• [EXTRACTED INFORMATION]
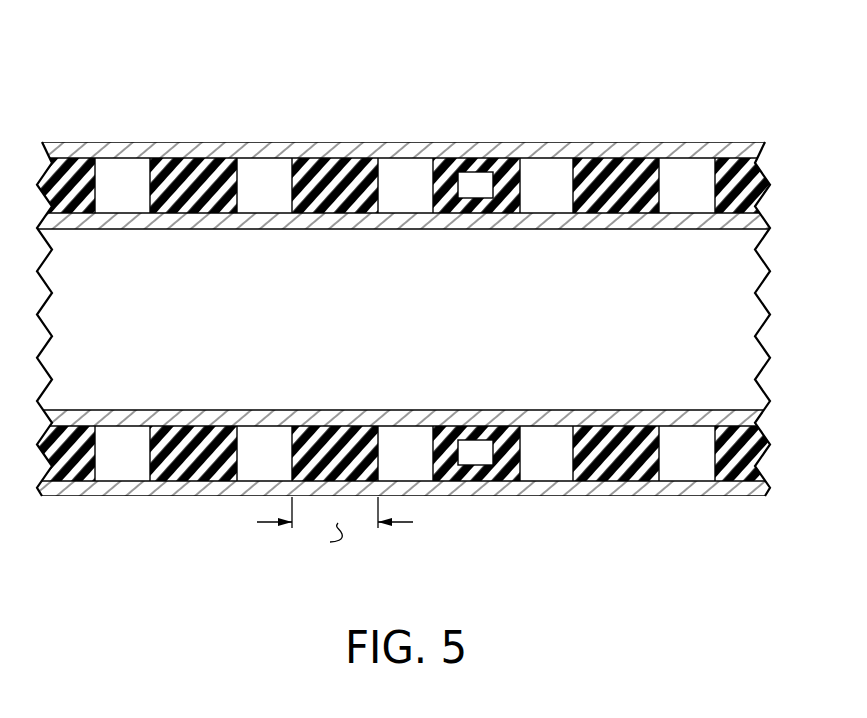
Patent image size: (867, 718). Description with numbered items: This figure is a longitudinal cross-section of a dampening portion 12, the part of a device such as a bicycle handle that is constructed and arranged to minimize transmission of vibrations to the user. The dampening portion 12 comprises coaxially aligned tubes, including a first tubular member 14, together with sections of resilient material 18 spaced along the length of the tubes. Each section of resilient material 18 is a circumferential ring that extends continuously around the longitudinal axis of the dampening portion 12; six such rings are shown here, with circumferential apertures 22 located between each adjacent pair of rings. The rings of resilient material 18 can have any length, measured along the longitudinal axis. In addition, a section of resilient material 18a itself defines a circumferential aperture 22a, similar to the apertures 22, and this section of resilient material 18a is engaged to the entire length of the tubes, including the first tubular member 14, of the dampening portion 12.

The dampening portion 12 is at (405, 301).
The first tubular member 14 is at (672, 230).
The section of resilient material 18 is at (72, 170).
The section of resilient material 18a is at (476, 513).
The circumferential aperture 22 is at (407, 170).
The circumferential aperture 22a is at (475, 448).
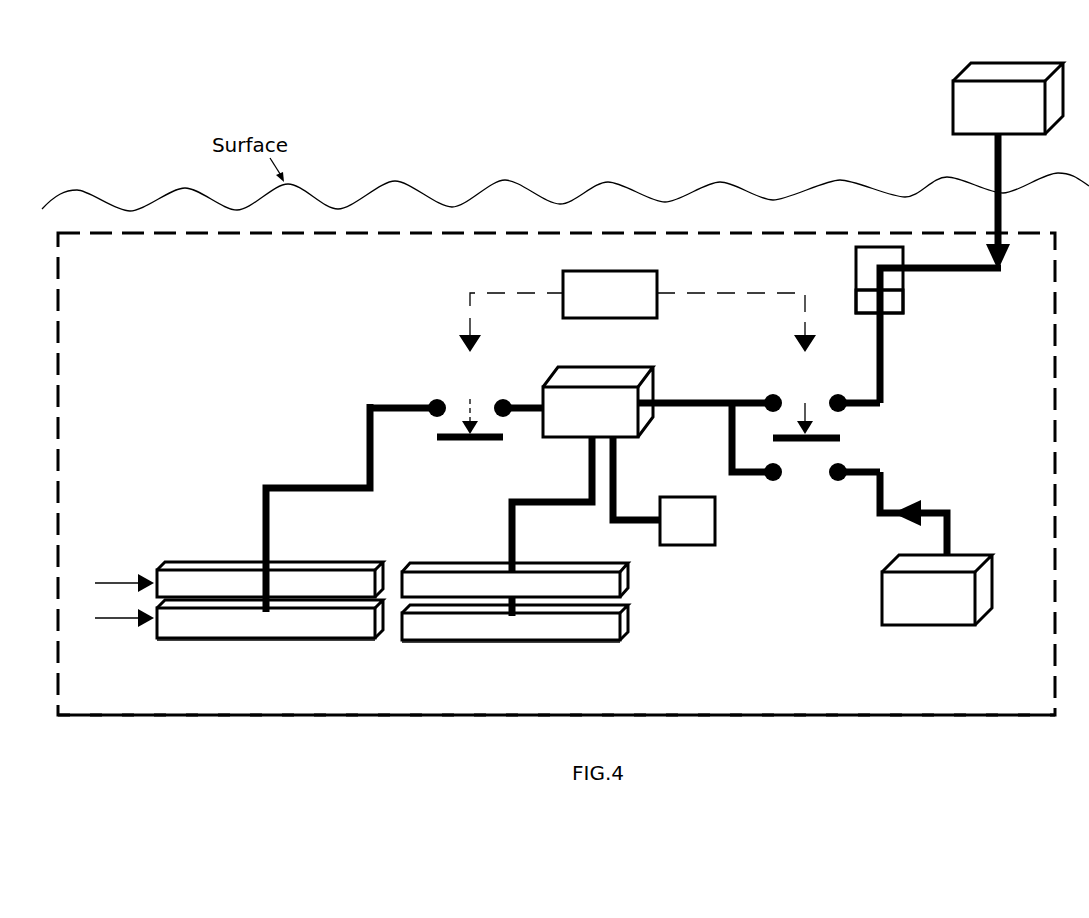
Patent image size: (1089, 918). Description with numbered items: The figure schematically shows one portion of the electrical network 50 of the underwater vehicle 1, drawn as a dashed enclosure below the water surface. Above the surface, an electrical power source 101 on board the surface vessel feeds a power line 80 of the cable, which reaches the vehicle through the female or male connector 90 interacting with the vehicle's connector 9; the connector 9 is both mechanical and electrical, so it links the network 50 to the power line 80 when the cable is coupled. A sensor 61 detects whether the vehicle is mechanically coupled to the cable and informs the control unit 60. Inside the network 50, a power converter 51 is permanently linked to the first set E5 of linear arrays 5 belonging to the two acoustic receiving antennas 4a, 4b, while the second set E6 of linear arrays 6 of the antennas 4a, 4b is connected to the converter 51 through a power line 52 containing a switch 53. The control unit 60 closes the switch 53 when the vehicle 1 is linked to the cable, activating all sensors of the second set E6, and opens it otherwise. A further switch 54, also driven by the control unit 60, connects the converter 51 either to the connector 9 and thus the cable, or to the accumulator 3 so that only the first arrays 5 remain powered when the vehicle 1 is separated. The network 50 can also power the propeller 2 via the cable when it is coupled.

The electrical power source 101 is at (953, 97).
The power line 80 is at (1005, 208).
The female or male connector 90 is at (856, 262).
The connector 9 is at (905, 283).
The sensor 61 is at (905, 302).
The control unit 60 is at (600, 271).
The switch 53 is at (465, 385).
The switch 54 is at (799, 390).
The power converter 51 is at (641, 430).
The power line 52 is at (304, 487).
The propeller 2 is at (716, 525).
The accumulator 3 is at (933, 626).
The linear array 6 is at (217, 567).
The linear array 5 is at (470, 565).
The acoustic receiving antenna 4a is at (110, 583).
The acoustic receiving antenna 4b is at (109, 618).
The second set of linear arrays E6 is at (228, 651).
The first set of linear arrays E5 is at (553, 648).
The underwater vehicle 1 is at (328, 717).
The electrical network 50 is at (790, 721).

• [TASK STATEMENT] Can you rewrite the rows from the line with "Patent image size: (1089, 918)." to the line with "The accumulator 3 is at (933, 626).", putting "dotted enclosure" in place of "dashed enclosure" and leaving everything else unchanged?

• [COMPLETE RESPONSE]
Patent image size: (1089, 918). Description with numbered items: The figure schematically shows one portion of the electrical network 50 of the underwater vehicle 1, drawn as a dotted enclosure below the water surface. Above the surface, an electrical power source 101 on board the surface vessel feeds a power line 80 of the cable, which reaches the vehicle through the female or male connector 90 interacting with the vehicle's connector 9; the connector 9 is both mechanical and electrical, so it links the network 50 to the power line 80 when the cable is coupled. A sensor 61 detects whether the vehicle is mechanically coupled to the cable and informs the control unit 60. Inside the network 50, a power converter 51 is permanently linked to the first set E5 of linear arrays 5 belonging to the two acoustic receiving antennas 4a, 4b, while the second set E6 of linear arrays 6 of the antennas 4a, 4b is connected to the converter 51 through a power line 52 containing a switch 53. The control unit 60 closes the switch 53 when the vehicle 1 is linked to the cable, activating all sensors of the second set E6, and opens it otherwise. A further switch 54, also driven by the control unit 60, connects the converter 51 either to the connector 9 and thus the cable, or to the accumulator 3 so that only the first arrays 5 remain powered when the vehicle 1 is separated. The network 50 can also power the propeller 2 via the cable when it is coupled.

The electrical power source 101 is at (953, 97).
The power line 80 is at (1005, 208).
The female or male connector 90 is at (856, 262).
The connector 9 is at (905, 283).
The sensor 61 is at (905, 302).
The control unit 60 is at (600, 271).
The switch 53 is at (465, 385).
The switch 54 is at (799, 390).
The power converter 51 is at (641, 430).
The power line 52 is at (304, 487).
The propeller 2 is at (716, 525).
The accumulator 3 is at (933, 626).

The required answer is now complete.